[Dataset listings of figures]
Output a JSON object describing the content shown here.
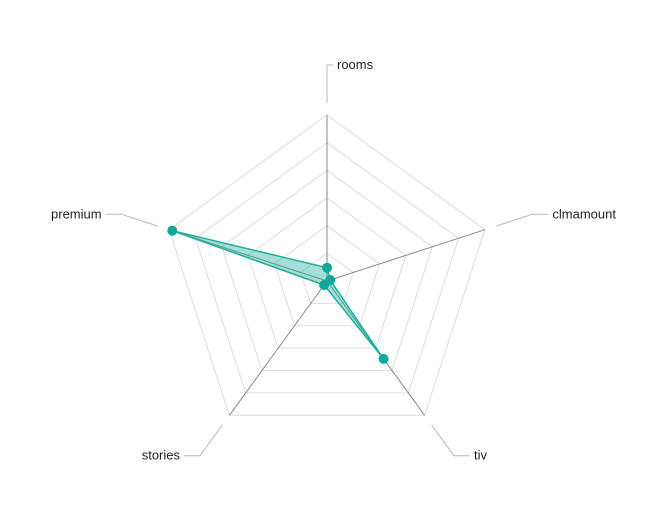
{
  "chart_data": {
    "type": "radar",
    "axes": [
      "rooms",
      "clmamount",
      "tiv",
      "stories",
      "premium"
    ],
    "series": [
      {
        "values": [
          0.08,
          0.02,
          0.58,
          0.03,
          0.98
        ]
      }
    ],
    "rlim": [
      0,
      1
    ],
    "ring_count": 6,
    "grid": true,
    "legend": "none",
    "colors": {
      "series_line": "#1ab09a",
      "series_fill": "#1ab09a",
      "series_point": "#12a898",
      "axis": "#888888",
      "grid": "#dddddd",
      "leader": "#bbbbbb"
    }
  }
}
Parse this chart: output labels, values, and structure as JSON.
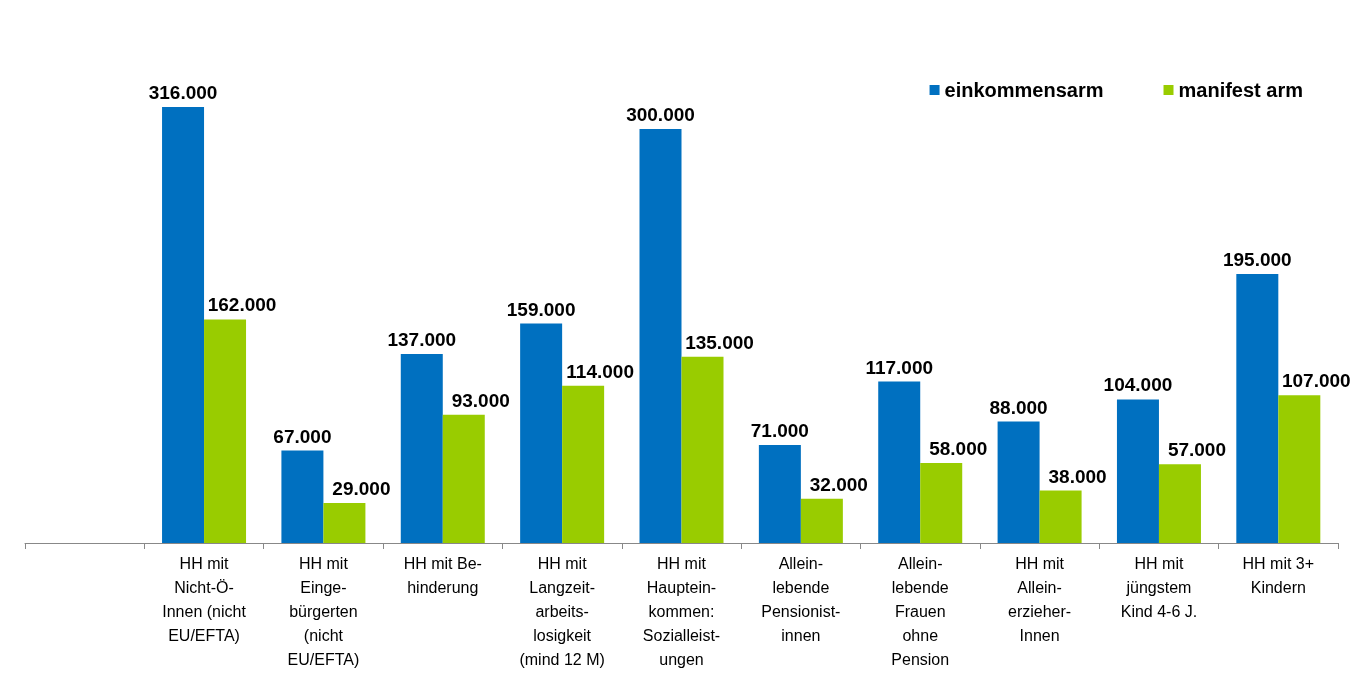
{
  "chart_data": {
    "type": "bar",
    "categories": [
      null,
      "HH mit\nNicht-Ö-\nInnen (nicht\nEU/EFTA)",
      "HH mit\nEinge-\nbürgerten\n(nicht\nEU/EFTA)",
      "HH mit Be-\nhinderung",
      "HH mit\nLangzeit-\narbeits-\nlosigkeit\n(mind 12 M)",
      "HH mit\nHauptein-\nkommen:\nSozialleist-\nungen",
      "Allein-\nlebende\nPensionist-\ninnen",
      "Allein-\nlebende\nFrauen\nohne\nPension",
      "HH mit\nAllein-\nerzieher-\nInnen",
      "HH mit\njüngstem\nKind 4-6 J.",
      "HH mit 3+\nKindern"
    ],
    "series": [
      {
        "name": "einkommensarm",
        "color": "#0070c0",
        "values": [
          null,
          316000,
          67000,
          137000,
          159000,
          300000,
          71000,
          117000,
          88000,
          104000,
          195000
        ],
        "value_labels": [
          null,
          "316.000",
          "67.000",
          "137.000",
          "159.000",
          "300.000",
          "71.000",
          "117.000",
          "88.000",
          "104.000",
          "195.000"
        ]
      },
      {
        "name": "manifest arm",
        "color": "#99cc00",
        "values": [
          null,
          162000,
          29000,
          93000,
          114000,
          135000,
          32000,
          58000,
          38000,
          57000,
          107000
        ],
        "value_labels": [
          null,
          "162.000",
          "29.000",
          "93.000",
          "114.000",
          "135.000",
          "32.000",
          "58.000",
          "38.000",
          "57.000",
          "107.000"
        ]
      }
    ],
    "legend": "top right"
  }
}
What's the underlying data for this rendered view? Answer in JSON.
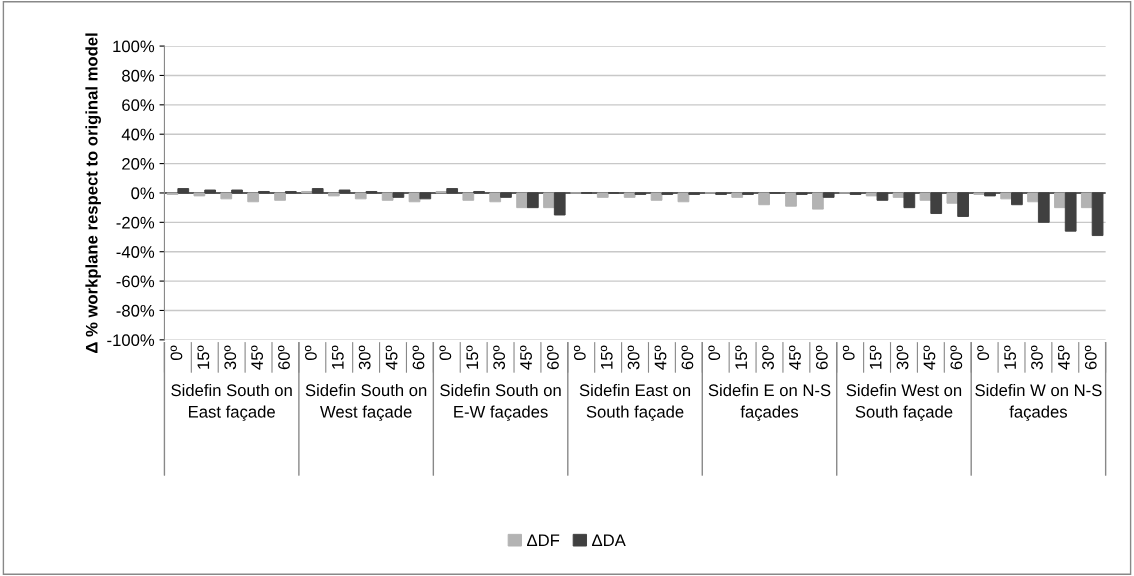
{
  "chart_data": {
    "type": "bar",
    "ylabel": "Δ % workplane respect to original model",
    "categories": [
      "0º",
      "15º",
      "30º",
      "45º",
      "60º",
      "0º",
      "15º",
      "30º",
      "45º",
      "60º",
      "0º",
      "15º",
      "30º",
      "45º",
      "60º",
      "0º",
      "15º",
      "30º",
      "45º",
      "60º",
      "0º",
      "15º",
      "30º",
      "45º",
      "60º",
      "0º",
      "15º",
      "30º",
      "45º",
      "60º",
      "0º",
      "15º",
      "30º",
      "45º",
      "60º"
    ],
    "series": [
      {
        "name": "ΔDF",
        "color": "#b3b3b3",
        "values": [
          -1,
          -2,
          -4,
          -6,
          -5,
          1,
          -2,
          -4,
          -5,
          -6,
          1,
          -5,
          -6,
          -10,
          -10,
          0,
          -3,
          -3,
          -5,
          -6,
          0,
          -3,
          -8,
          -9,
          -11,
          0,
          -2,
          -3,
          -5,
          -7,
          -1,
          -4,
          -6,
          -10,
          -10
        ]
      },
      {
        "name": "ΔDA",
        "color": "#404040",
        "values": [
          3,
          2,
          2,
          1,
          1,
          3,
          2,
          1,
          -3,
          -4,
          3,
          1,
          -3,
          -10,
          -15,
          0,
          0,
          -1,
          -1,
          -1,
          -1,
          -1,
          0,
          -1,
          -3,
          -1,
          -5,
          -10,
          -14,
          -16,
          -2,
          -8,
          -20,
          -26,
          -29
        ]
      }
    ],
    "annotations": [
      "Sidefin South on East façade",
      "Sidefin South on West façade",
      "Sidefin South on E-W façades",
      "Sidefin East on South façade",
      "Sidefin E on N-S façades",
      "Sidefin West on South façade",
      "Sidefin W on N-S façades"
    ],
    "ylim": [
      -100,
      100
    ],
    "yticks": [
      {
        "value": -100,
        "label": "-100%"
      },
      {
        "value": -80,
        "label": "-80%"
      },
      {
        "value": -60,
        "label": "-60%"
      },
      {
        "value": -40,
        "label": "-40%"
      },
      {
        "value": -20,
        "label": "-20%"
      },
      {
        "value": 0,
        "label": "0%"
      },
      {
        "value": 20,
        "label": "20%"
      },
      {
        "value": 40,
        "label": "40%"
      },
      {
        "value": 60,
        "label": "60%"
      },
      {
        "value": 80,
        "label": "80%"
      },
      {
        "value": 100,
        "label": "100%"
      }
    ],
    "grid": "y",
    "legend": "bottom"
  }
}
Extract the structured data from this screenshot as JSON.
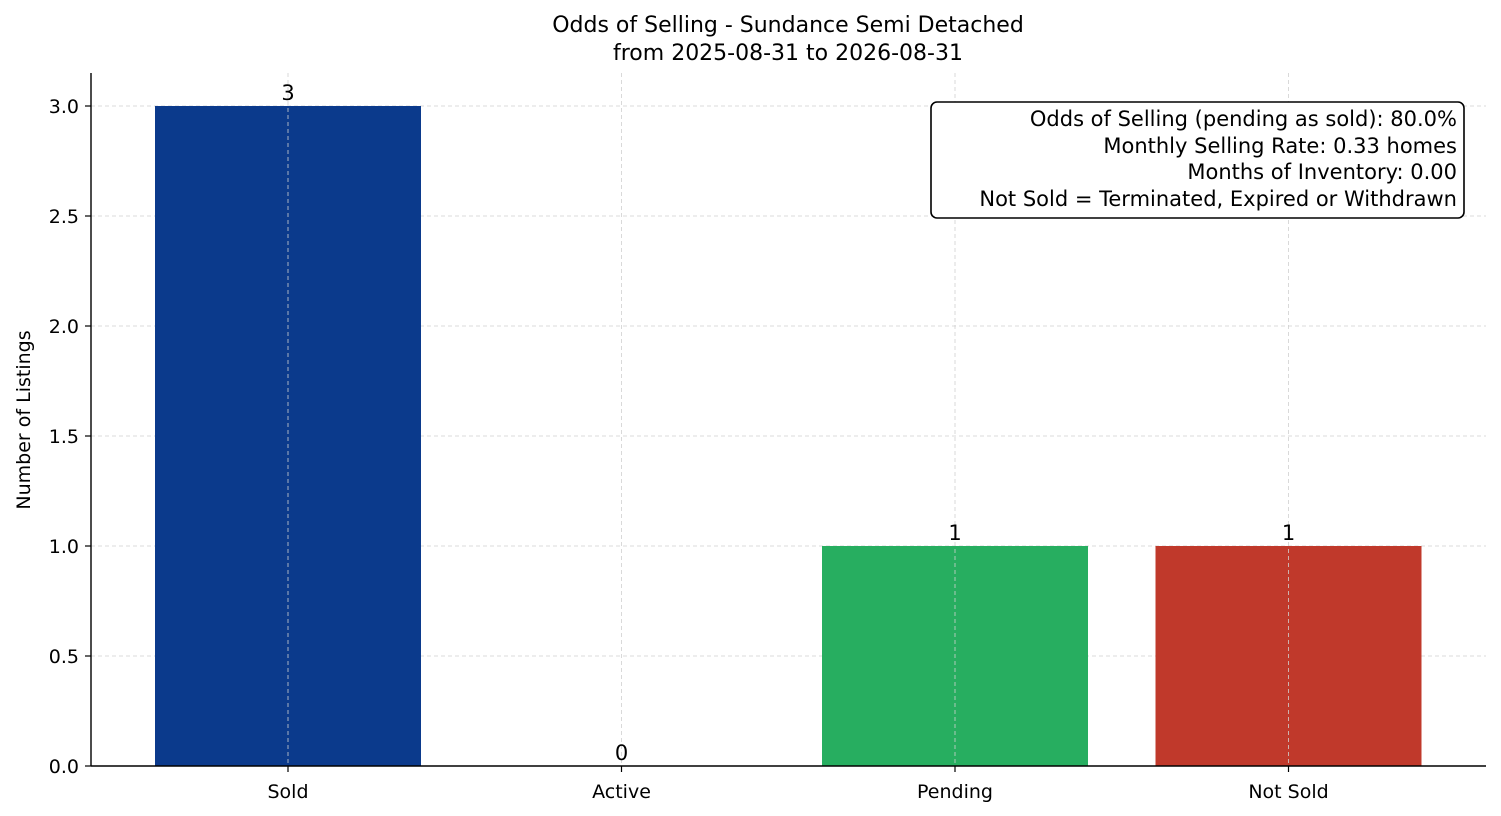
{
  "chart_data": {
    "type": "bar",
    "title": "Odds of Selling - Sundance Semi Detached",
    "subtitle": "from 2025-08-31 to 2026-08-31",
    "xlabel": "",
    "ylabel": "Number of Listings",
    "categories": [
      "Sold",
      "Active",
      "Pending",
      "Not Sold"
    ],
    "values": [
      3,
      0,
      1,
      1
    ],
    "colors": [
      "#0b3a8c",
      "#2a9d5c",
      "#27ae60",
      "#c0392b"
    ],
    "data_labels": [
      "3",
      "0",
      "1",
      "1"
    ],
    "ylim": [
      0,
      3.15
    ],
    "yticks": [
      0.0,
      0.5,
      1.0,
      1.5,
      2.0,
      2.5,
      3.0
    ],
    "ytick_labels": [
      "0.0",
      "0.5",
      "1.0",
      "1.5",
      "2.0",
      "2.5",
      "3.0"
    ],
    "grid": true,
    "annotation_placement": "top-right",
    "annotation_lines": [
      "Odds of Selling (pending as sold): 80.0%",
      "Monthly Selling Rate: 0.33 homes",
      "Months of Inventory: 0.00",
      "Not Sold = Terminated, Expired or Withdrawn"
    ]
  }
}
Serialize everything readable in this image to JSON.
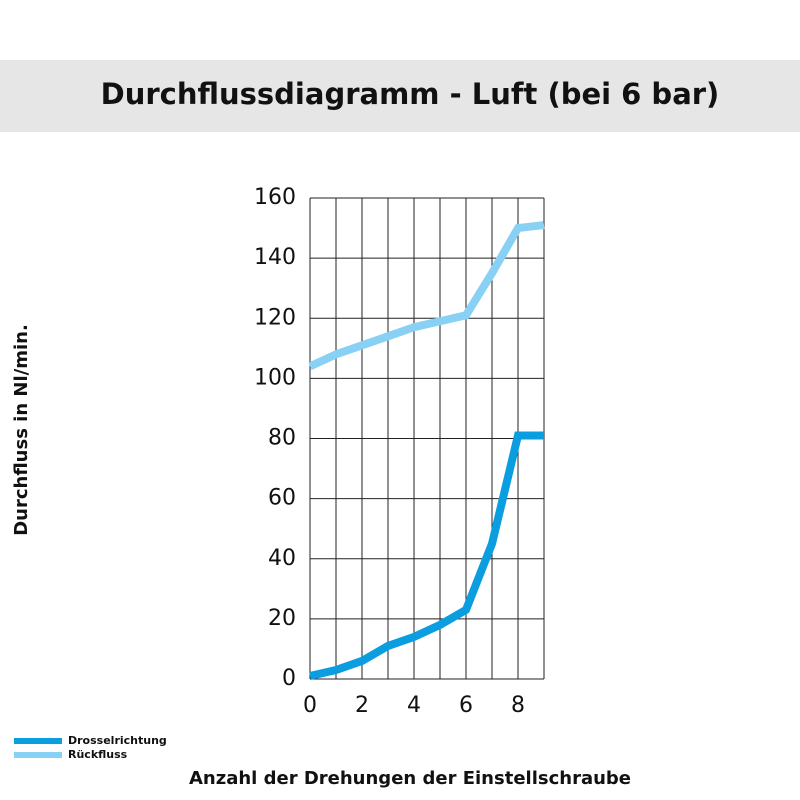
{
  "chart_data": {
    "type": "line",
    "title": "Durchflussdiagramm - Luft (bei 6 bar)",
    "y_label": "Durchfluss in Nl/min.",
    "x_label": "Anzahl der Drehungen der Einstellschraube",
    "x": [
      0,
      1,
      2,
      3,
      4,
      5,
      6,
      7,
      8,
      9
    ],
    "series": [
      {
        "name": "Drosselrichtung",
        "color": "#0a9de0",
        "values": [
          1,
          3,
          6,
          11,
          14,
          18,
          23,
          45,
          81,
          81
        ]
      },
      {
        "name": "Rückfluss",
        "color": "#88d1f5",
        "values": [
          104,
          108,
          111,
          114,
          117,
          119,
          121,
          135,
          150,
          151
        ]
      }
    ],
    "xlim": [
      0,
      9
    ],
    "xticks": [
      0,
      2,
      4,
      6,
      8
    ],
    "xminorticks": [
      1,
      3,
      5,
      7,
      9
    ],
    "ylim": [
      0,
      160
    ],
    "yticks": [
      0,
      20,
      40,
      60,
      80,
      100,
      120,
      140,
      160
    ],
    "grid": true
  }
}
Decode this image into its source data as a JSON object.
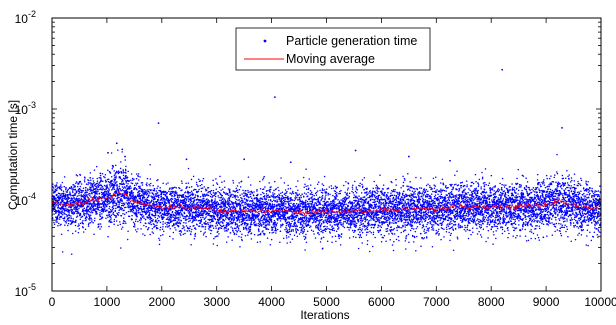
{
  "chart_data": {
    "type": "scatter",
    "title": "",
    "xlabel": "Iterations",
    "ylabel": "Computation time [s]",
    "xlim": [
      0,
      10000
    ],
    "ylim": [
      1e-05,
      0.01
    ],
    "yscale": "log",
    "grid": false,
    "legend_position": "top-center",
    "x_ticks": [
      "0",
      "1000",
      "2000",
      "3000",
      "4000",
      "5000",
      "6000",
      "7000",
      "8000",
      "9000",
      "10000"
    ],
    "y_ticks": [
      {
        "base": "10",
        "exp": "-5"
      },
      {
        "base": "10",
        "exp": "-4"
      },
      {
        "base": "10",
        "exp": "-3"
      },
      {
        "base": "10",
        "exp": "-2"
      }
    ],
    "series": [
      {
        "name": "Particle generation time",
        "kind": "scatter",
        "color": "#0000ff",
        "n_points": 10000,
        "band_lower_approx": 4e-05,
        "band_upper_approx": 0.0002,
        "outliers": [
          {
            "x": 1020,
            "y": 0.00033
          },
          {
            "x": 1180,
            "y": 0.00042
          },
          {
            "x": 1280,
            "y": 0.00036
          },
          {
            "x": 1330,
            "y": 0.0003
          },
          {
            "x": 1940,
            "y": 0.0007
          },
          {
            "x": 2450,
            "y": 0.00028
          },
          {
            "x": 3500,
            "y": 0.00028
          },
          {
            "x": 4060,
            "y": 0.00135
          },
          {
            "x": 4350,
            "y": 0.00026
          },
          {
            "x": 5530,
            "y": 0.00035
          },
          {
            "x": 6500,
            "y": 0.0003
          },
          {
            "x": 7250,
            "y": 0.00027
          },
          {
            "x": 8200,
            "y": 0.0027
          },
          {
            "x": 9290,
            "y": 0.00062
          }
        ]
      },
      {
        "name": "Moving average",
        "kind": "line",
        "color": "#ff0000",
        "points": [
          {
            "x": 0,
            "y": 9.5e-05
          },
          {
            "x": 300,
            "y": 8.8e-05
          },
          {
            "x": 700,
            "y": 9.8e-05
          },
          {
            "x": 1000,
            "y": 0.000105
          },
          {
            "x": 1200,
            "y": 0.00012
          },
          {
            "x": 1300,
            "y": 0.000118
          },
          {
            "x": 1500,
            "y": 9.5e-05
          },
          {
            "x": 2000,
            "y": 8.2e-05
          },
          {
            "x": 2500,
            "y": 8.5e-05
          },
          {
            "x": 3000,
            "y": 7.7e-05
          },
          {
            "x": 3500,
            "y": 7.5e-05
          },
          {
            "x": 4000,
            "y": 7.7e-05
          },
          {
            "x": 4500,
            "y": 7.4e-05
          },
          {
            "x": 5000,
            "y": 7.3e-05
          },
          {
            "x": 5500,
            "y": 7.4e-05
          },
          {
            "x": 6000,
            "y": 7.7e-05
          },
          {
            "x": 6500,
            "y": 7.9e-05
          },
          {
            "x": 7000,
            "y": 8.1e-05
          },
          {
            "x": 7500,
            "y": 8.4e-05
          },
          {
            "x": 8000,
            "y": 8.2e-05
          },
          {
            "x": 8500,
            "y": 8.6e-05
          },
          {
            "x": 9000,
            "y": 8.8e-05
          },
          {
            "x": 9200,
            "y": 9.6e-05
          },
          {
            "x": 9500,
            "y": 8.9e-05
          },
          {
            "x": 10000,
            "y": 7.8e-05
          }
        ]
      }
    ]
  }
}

= WHAT YOU ARE ASKED TO DO =
Pick out each line containing the string "nlebende" and copy it.

= THE SOLUTION =
      "Allein-\nlebende\nPensionist-\ninnen",
      "Allein-\nlebende\nFrauen\nohne\nPension",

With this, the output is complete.